▶ **Information shown**

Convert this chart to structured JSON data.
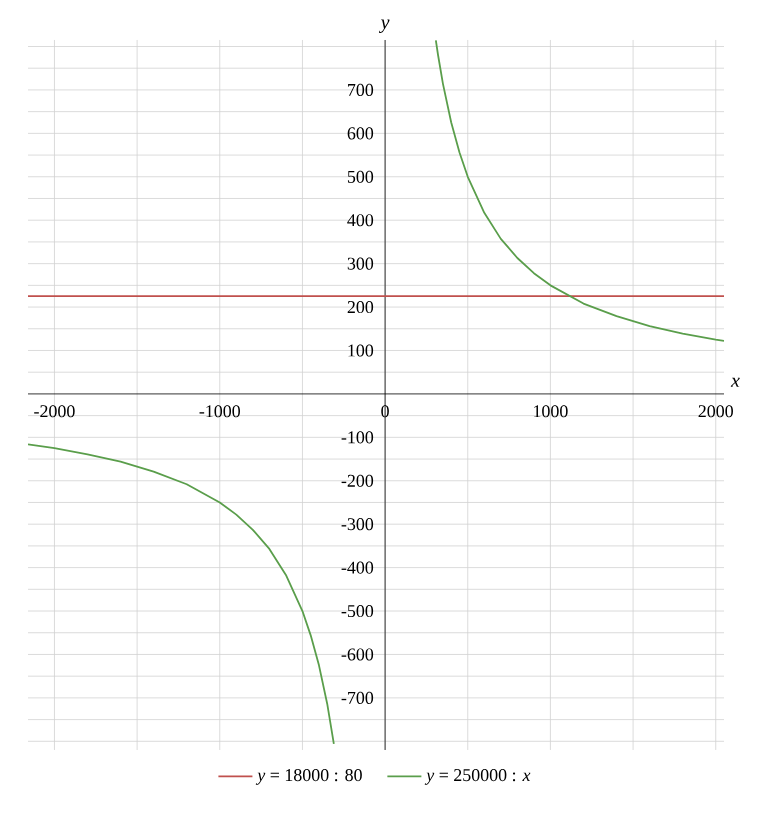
{
  "chart_data": {
    "type": "line",
    "xlabel": "x",
    "ylabel": "y",
    "xlim": [
      -2160,
      2050
    ],
    "ylim": [
      -820,
      815
    ],
    "xticks": [
      -2000,
      {
        "value": -1500,
        "label": null
      },
      -1000,
      {
        "value": -500,
        "label": null
      },
      0,
      {
        "value": 500,
        "label": null
      },
      1000,
      {
        "value": 1500,
        "label": null
      },
      2000
    ],
    "yticks": [
      {
        "value": -800,
        "label": null
      },
      {
        "value": -750,
        "label": null
      },
      -700,
      {
        "value": -650,
        "label": null
      },
      -600,
      {
        "value": -550,
        "label": null
      },
      -500,
      {
        "value": -450,
        "label": null
      },
      -400,
      {
        "value": -350,
        "label": null
      },
      -300,
      {
        "value": -250,
        "label": null
      },
      -200,
      {
        "value": -150,
        "label": null
      },
      -100,
      {
        "value": -50,
        "label": null
      },
      {
        "value": 50,
        "label": null
      },
      100,
      {
        "value": 150,
        "label": null
      },
      200,
      {
        "value": 250,
        "label": null
      },
      300,
      {
        "value": 350,
        "label": null
      },
      400,
      {
        "value": 450,
        "label": null
      },
      500,
      {
        "value": 550,
        "label": null
      },
      600,
      {
        "value": 650,
        "label": null
      },
      700,
      {
        "value": 750,
        "label": null
      },
      {
        "value": 800,
        "label": null
      }
    ],
    "grid": true,
    "legend": "bottom",
    "series": [
      {
        "name": "*y* = 18000 : 80",
        "color": "#c0504d",
        "x": [
          -2160,
          2050
        ],
        "values": [
          225,
          225
        ]
      },
      {
        "name": "*y* = 250000 : *x*",
        "color": "#5a9e4b",
        "x": [
          -2160,
          -2000,
          -1800,
          -1600,
          -1400,
          -1200,
          -1000,
          -900,
          -800,
          -700,
          -600,
          -500,
          -450,
          -400,
          -350,
          -310,
          0,
          307,
          320,
          350,
          400,
          450,
          500,
          600,
          700,
          800,
          900,
          1000,
          1200,
          1400,
          1600,
          1800,
          2000,
          2050
        ],
        "values": [
          -116,
          -125,
          -139,
          -156,
          -179,
          -208,
          -250,
          -278,
          -313,
          -357,
          -417,
          -500,
          -556,
          -625,
          -714,
          -806,
          null,
          814,
          781,
          714,
          625,
          556,
          500,
          417,
          357,
          313,
          278,
          250,
          208,
          179,
          156,
          139,
          125,
          122
        ]
      }
    ]
  }
}
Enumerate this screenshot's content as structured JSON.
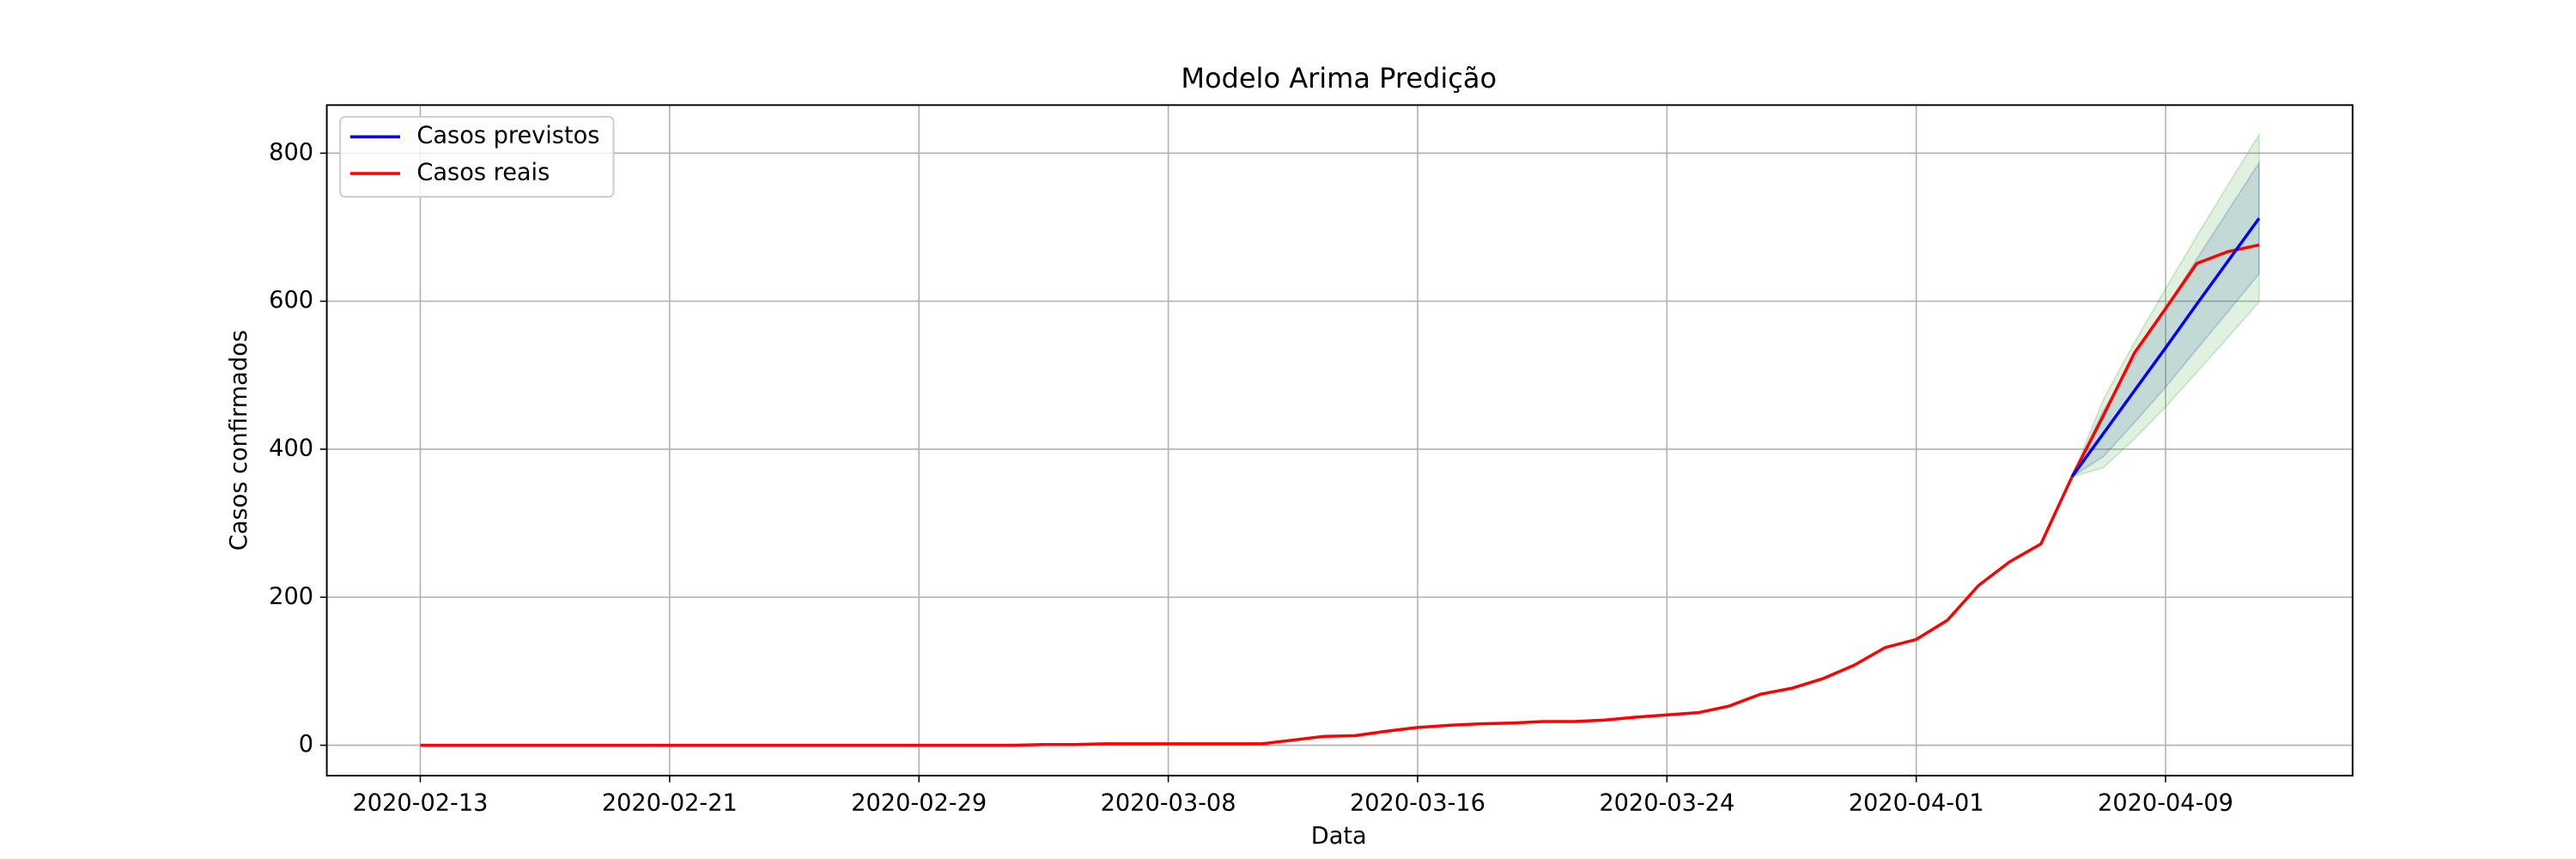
{
  "chart_data": {
    "type": "line",
    "title": "Modelo Arima Predição",
    "xlabel": "Data",
    "ylabel": "Casos confirmados",
    "x": [
      "2020-02-13",
      "2020-02-14",
      "2020-02-15",
      "2020-02-16",
      "2020-02-17",
      "2020-02-18",
      "2020-02-19",
      "2020-02-20",
      "2020-02-21",
      "2020-02-22",
      "2020-02-23",
      "2020-02-24",
      "2020-02-25",
      "2020-02-26",
      "2020-02-27",
      "2020-02-28",
      "2020-02-29",
      "2020-03-01",
      "2020-03-02",
      "2020-03-03",
      "2020-03-04",
      "2020-03-05",
      "2020-03-06",
      "2020-03-07",
      "2020-03-08",
      "2020-03-09",
      "2020-03-10",
      "2020-03-11",
      "2020-03-12",
      "2020-03-13",
      "2020-03-14",
      "2020-03-15",
      "2020-03-16",
      "2020-03-17",
      "2020-03-18",
      "2020-03-19",
      "2020-03-20",
      "2020-03-21",
      "2020-03-22",
      "2020-03-23",
      "2020-03-24",
      "2020-03-25",
      "2020-03-26",
      "2020-03-27",
      "2020-03-28",
      "2020-03-29",
      "2020-03-30",
      "2020-03-31",
      "2020-04-01",
      "2020-04-02",
      "2020-04-03",
      "2020-04-04",
      "2020-04-05",
      "2020-04-06",
      "2020-04-07",
      "2020-04-08",
      "2020-04-09",
      "2020-04-10",
      "2020-04-11",
      "2020-04-12"
    ],
    "series": [
      {
        "name": "Casos previstos",
        "color": "#0000ff",
        "values": [
          null,
          null,
          null,
          null,
          null,
          null,
          null,
          null,
          null,
          null,
          null,
          null,
          null,
          null,
          null,
          null,
          null,
          null,
          null,
          null,
          null,
          null,
          null,
          null,
          null,
          null,
          null,
          null,
          null,
          null,
          null,
          null,
          null,
          null,
          null,
          null,
          null,
          null,
          null,
          null,
          null,
          null,
          null,
          null,
          null,
          null,
          null,
          null,
          null,
          null,
          null,
          null,
          null,
          363,
          421,
          479,
          537,
          596,
          654,
          712
        ]
      },
      {
        "name": "Casos reais",
        "color": "#ff0000",
        "values": [
          0,
          0,
          0,
          0,
          0,
          0,
          0,
          0,
          0,
          0,
          0,
          0,
          0,
          0,
          0,
          0,
          0,
          0,
          0,
          0,
          1,
          1,
          2,
          2,
          2,
          2,
          2,
          2,
          7,
          12,
          13,
          19,
          24,
          27,
          29,
          30,
          32,
          32,
          34,
          38,
          41,
          44,
          53,
          69,
          77,
          90,
          108,
          132,
          143,
          169,
          216,
          248,
          272,
          363,
          445,
          530,
          590,
          651,
          667,
          676
        ]
      }
    ],
    "intervals": [
      {
        "color": "#2ca02c",
        "lower": [
          null,
          null,
          null,
          null,
          null,
          null,
          null,
          null,
          null,
          null,
          null,
          null,
          null,
          null,
          null,
          null,
          null,
          null,
          null,
          null,
          null,
          null,
          null,
          null,
          null,
          null,
          null,
          null,
          null,
          null,
          null,
          null,
          null,
          null,
          null,
          null,
          null,
          null,
          null,
          null,
          null,
          null,
          null,
          null,
          null,
          null,
          null,
          null,
          null,
          null,
          null,
          null,
          null,
          363,
          375,
          414,
          457,
          504,
          551,
          599
        ],
        "upper": [
          null,
          null,
          null,
          null,
          null,
          null,
          null,
          null,
          null,
          null,
          null,
          null,
          null,
          null,
          null,
          null,
          null,
          null,
          null,
          null,
          null,
          null,
          null,
          null,
          null,
          null,
          null,
          null,
          null,
          null,
          null,
          null,
          null,
          null,
          null,
          null,
          null,
          null,
          null,
          null,
          null,
          null,
          null,
          null,
          null,
          null,
          null,
          null,
          null,
          null,
          null,
          null,
          null,
          363,
          467,
          544,
          617,
          688,
          757,
          825
        ]
      },
      {
        "color": "#1f4fa0",
        "lower": [
          null,
          null,
          null,
          null,
          null,
          null,
          null,
          null,
          null,
          null,
          null,
          null,
          null,
          null,
          null,
          null,
          null,
          null,
          null,
          null,
          null,
          null,
          null,
          null,
          null,
          null,
          null,
          null,
          null,
          null,
          null,
          null,
          null,
          null,
          null,
          null,
          null,
          null,
          null,
          null,
          null,
          null,
          null,
          null,
          null,
          null,
          null,
          null,
          null,
          null,
          null,
          null,
          null,
          363,
          390,
          436,
          484,
          535,
          586,
          637
        ],
        "upper": [
          null,
          null,
          null,
          null,
          null,
          null,
          null,
          null,
          null,
          null,
          null,
          null,
          null,
          null,
          null,
          null,
          null,
          null,
          null,
          null,
          null,
          null,
          null,
          null,
          null,
          null,
          null,
          null,
          null,
          null,
          null,
          null,
          null,
          null,
          null,
          null,
          null,
          null,
          null,
          null,
          null,
          null,
          null,
          null,
          null,
          null,
          null,
          null,
          null,
          null,
          null,
          null,
          null,
          363,
          452,
          522,
          590,
          657,
          722,
          787
        ]
      }
    ],
    "xlim": [
      "2020-02-10",
      "2020-04-15"
    ],
    "xticks": [
      "2020-02-13",
      "2020-02-21",
      "2020-02-29",
      "2020-03-08",
      "2020-03-16",
      "2020-03-24",
      "2020-04-01",
      "2020-04-09"
    ],
    "ylim": [
      -41,
      865
    ],
    "yticks": [
      0,
      200,
      400,
      600,
      800
    ],
    "grid": true,
    "legend": "upper-left"
  }
}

▶ **Task instructions**
Scan the listing above and identify each line holding the string "this"; copy every such line.

▶ **Completed exercise**
Convert this chart to structured JSON data.
Enumerate this screenshot's content as structured JSON.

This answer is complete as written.